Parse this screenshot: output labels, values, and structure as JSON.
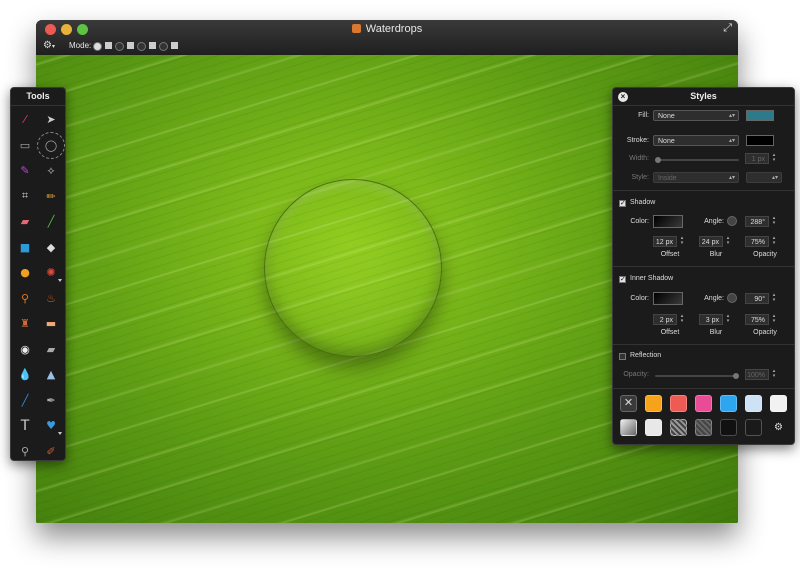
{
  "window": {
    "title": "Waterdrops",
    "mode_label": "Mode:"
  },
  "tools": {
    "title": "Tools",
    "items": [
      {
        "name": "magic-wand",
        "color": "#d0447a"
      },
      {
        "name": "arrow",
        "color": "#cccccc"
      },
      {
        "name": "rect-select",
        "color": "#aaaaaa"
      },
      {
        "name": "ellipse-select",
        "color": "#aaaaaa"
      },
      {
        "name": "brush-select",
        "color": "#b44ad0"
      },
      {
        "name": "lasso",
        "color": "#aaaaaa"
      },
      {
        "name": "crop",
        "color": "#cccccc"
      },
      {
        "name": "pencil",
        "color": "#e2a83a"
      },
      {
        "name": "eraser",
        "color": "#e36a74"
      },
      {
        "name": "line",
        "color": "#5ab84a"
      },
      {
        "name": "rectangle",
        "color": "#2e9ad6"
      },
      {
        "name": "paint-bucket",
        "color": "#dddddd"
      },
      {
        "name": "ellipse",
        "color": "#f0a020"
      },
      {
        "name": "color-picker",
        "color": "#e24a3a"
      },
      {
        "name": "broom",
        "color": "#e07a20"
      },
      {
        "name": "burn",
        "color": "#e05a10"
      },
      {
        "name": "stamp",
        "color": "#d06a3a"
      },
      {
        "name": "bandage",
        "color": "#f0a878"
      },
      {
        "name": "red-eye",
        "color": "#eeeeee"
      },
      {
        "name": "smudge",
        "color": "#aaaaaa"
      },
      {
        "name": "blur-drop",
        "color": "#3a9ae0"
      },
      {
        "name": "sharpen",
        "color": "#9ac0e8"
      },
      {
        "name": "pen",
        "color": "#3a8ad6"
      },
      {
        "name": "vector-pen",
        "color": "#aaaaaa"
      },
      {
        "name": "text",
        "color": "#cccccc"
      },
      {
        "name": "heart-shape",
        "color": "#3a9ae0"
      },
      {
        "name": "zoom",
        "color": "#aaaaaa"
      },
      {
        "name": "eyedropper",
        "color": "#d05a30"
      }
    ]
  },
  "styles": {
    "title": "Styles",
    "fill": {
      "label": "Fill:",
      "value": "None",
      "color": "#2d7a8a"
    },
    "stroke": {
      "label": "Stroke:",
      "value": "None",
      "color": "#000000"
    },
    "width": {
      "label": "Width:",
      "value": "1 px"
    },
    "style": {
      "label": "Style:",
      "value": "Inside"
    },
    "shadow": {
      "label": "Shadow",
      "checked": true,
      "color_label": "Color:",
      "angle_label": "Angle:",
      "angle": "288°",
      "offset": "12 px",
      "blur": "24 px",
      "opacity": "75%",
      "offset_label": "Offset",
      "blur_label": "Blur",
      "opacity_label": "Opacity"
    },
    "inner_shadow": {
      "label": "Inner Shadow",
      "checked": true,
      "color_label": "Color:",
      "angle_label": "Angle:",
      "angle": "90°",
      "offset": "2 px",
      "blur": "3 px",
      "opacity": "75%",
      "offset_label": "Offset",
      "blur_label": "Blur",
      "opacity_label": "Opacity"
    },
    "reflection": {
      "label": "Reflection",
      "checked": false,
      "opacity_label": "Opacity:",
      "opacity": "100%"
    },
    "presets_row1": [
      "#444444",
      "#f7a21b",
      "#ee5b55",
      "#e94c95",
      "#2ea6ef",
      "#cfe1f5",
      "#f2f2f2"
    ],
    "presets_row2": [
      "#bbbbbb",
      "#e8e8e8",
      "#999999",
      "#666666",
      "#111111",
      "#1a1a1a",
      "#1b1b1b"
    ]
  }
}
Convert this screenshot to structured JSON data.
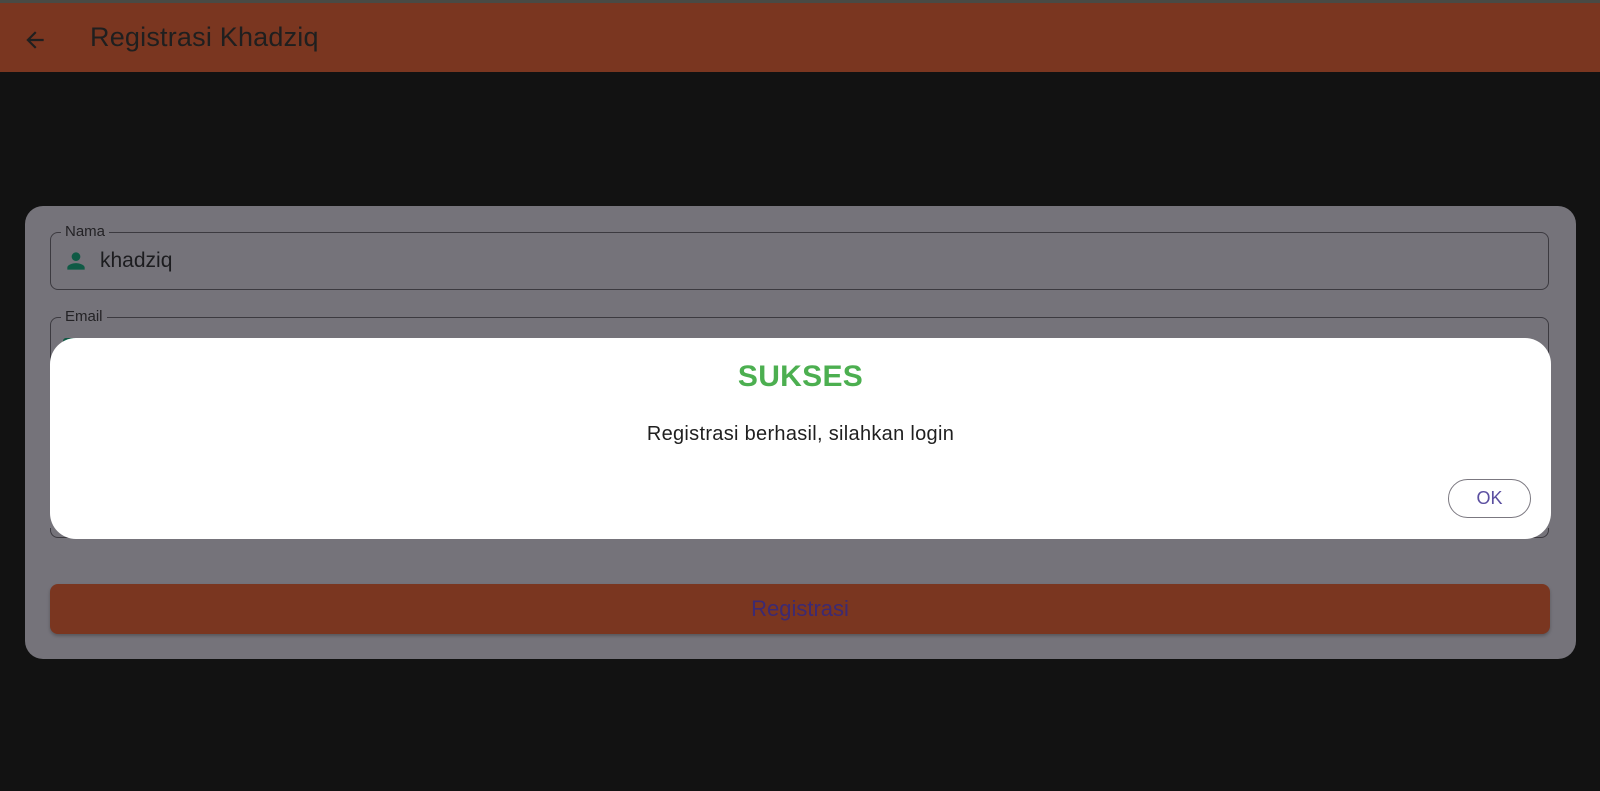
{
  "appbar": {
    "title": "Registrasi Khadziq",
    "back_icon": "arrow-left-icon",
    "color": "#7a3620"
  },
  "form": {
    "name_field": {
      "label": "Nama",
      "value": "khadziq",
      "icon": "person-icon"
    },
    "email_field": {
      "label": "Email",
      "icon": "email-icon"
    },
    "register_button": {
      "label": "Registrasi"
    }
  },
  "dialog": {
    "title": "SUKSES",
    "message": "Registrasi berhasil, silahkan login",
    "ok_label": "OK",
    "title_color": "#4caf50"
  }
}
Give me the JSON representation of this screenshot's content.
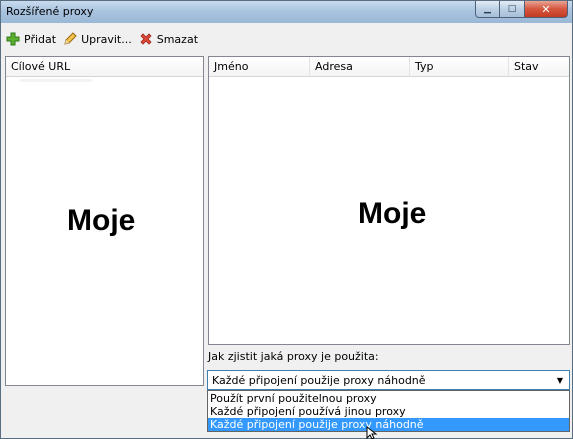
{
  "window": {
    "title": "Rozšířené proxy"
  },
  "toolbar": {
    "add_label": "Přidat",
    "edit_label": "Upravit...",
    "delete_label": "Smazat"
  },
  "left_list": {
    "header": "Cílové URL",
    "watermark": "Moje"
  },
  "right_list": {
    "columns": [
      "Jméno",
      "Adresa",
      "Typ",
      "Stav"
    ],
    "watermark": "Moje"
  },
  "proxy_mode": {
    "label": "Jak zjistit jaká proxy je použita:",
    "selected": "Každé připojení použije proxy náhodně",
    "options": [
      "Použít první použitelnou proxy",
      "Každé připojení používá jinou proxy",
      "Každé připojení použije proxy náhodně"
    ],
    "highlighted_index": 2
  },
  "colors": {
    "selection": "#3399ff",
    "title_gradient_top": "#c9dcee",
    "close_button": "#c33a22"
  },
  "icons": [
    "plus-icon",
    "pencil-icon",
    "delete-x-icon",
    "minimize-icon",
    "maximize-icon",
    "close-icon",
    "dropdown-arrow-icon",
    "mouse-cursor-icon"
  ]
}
====================
WHAT NEEDS TO BE DONE: Extract the text of all the records above verbatim, excluding pictures.

WRITTEN RESPONSE:
Parse this screenshot: output labels, values, and structure as JSON.
{
  "window": {
    "title": "Waterdrops",
    "mode_label": "Mode:"
  },
  "tools": {
    "title": "Tools",
    "items": [
      {
        "name": "magic-wand",
        "color": "#d0447a"
      },
      {
        "name": "arrow",
        "color": "#cccccc"
      },
      {
        "name": "rect-select",
        "color": "#aaaaaa"
      },
      {
        "name": "ellipse-select",
        "color": "#aaaaaa"
      },
      {
        "name": "brush-select",
        "color": "#b44ad0"
      },
      {
        "name": "lasso",
        "color": "#aaaaaa"
      },
      {
        "name": "crop",
        "color": "#cccccc"
      },
      {
        "name": "pencil",
        "color": "#e2a83a"
      },
      {
        "name": "eraser",
        "color": "#e36a74"
      },
      {
        "name": "line",
        "color": "#5ab84a"
      },
      {
        "name": "rectangle",
        "color": "#2e9ad6"
      },
      {
        "name": "paint-bucket",
        "color": "#dddddd"
      },
      {
        "name": "ellipse",
        "color": "#f0a020"
      },
      {
        "name": "color-picker",
        "color": "#e24a3a"
      },
      {
        "name": "broom",
        "color": "#e07a20"
      },
      {
        "name": "burn",
        "color": "#e05a10"
      },
      {
        "name": "stamp",
        "color": "#d06a3a"
      },
      {
        "name": "bandage",
        "color": "#f0a878"
      },
      {
        "name": "red-eye",
        "color": "#eeeeee"
      },
      {
        "name": "smudge",
        "color": "#aaaaaa"
      },
      {
        "name": "blur-drop",
        "color": "#3a9ae0"
      },
      {
        "name": "sharpen",
        "color": "#9ac0e8"
      },
      {
        "name": "pen",
        "color": "#3a8ad6"
      },
      {
        "name": "vector-pen",
        "color": "#aaaaaa"
      },
      {
        "name": "text",
        "color": "#cccccc"
      },
      {
        "name": "heart-shape",
        "color": "#3a9ae0"
      },
      {
        "name": "zoom",
        "color": "#aaaaaa"
      },
      {
        "name": "eyedropper",
        "color": "#d05a30"
      }
    ]
  },
  "styles": {
    "title": "Styles",
    "fill": {
      "label": "Fill:",
      "value": "None",
      "color": "#2d7a8a"
    },
    "stroke": {
      "label": "Stroke:",
      "value": "None",
      "color": "#000000"
    },
    "width": {
      "label": "Width:",
      "value": "1 px"
    },
    "style": {
      "label": "Style:",
      "value": "Inside"
    },
    "shadow": {
      "label": "Shadow",
      "checked": true,
      "color_label": "Color:",
      "angle_label": "Angle:",
      "angle": "288°",
      "offset": "12 px",
      "blur": "24 px",
      "opacity": "75%",
      "offset_label": "Offset",
      "blur_label": "Blur",
      "opacity_label": "Opacity"
    },
    "inner_shadow": {
      "label": "Inner Shadow",
      "checked": true,
      "color_label": "Color:",
      "angle_label": "Angle:",
      "angle": "90°",
      "offset": "2 px",
      "blur": "3 px",
      "opacity": "75%",
      "offset_label": "Offset",
      "blur_label": "Blur",
      "opacity_label": "Opacity"
    },
    "reflection": {
      "label": "Reflection",
      "checked": false,
      "opacity_label": "Opacity:",
      "opacity": "100%"
    },
    "presets_row1": [
      "#444444",
      "#f7a21b",
      "#ee5b55",
      "#e94c95",
      "#2ea6ef",
      "#cfe1f5",
      "#f2f2f2"
    ],
    "presets_row2": [
      "#bbbbbb",
      "#e8e8e8",
      "#999999",
      "#666666",
      "#111111",
      "#1a1a1a",
      "#1b1b1b"
    ]
  }
}
Convert this screenshot to structured JSON data.
{
  "appbar": {
    "title": "Registrasi Khadziq",
    "back_icon": "arrow-left-icon",
    "color": "#7a3620"
  },
  "form": {
    "name_field": {
      "label": "Nama",
      "value": "khadziq",
      "icon": "person-icon"
    },
    "email_field": {
      "label": "Email",
      "icon": "email-icon"
    },
    "register_button": {
      "label": "Registrasi"
    }
  },
  "dialog": {
    "title": "SUKSES",
    "message": "Registrasi berhasil, silahkan login",
    "ok_label": "OK",
    "title_color": "#4caf50"
  }
}
Give me the JSON representation of this screenshot's content.
{
  "window": {
    "title": "Rozšířené proxy"
  },
  "toolbar": {
    "add_label": "Přidat",
    "edit_label": "Upravit...",
    "delete_label": "Smazat"
  },
  "left_list": {
    "header": "Cílové URL",
    "watermark": "Moje"
  },
  "right_list": {
    "columns": [
      "Jméno",
      "Adresa",
      "Typ",
      "Stav"
    ],
    "watermark": "Moje"
  },
  "proxy_mode": {
    "label": "Jak zjistit jaká proxy je použita:",
    "selected": "Každé připojení použije proxy náhodně",
    "options": [
      "Použít první použitelnou proxy",
      "Každé připojení používá jinou proxy",
      "Každé připojení použije proxy náhodně"
    ],
    "highlighted_index": 2
  },
  "colors": {
    "selection": "#3399ff",
    "title_gradient_top": "#c9dcee",
    "close_button": "#c33a22"
  },
  "icons": [
    "plus-icon",
    "pencil-icon",
    "delete-x-icon",
    "minimize-icon",
    "maximize-icon",
    "close-icon",
    "dropdown-arrow-icon",
    "mouse-cursor-icon"
  ]
}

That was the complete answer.